** Task objective **
Compile every line that includes the word "JSON".
** begin **
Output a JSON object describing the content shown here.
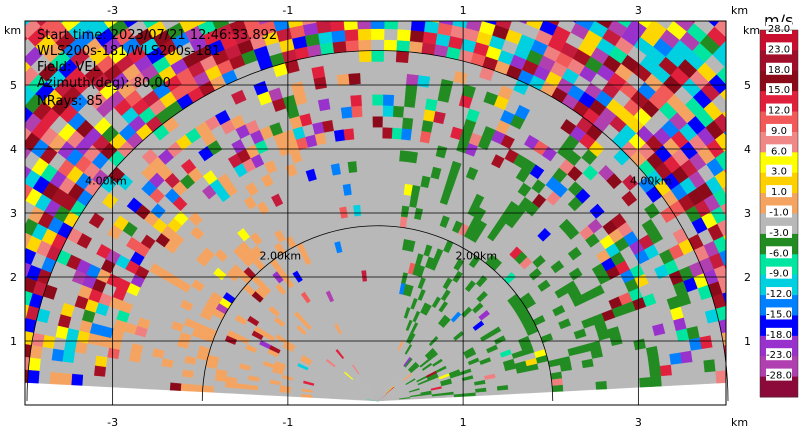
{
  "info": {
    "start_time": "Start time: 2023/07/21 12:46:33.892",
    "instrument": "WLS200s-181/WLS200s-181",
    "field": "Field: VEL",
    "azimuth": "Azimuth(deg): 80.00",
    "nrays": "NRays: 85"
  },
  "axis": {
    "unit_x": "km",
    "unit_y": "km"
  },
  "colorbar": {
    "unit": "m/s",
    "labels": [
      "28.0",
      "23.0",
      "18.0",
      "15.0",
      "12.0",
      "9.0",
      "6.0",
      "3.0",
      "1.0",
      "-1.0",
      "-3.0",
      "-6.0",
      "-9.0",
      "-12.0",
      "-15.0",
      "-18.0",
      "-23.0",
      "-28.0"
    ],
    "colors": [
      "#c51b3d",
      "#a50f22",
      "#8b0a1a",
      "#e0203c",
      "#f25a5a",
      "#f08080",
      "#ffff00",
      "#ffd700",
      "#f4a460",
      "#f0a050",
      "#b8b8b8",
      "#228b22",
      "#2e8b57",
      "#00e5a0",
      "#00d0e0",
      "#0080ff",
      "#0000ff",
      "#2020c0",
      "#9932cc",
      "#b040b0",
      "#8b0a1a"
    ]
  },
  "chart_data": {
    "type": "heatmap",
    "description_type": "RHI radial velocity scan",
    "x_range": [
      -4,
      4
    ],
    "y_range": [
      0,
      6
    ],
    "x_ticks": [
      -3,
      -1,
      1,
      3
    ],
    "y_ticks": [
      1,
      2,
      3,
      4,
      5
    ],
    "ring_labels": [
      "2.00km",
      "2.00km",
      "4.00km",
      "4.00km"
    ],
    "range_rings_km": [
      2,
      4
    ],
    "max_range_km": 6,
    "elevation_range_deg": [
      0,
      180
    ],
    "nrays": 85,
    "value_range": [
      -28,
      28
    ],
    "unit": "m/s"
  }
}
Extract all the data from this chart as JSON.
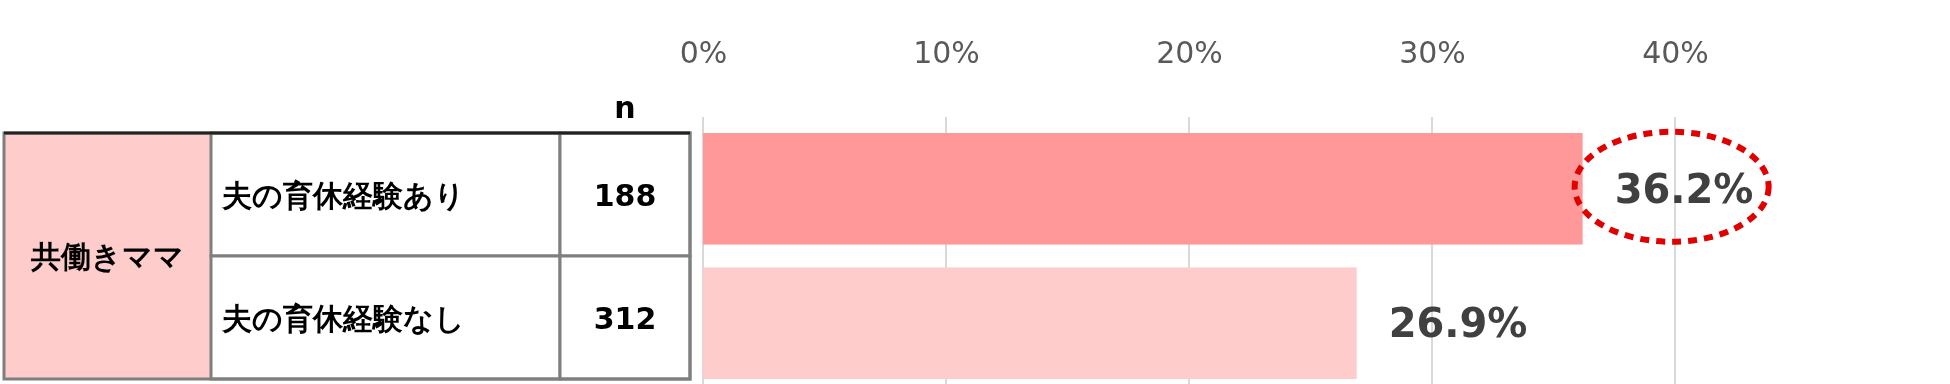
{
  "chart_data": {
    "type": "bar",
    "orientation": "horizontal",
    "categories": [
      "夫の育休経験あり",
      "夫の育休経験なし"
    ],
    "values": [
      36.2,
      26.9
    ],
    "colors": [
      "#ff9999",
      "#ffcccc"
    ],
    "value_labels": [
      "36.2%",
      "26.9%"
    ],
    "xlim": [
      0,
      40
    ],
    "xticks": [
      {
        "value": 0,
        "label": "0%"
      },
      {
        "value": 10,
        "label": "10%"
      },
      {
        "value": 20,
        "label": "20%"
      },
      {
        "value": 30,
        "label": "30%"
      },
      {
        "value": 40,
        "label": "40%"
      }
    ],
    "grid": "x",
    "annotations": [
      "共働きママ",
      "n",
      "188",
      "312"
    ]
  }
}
** end **
** Response **
Output a JSON object describing the content shown here.
Extract all the data from this chart as JSON.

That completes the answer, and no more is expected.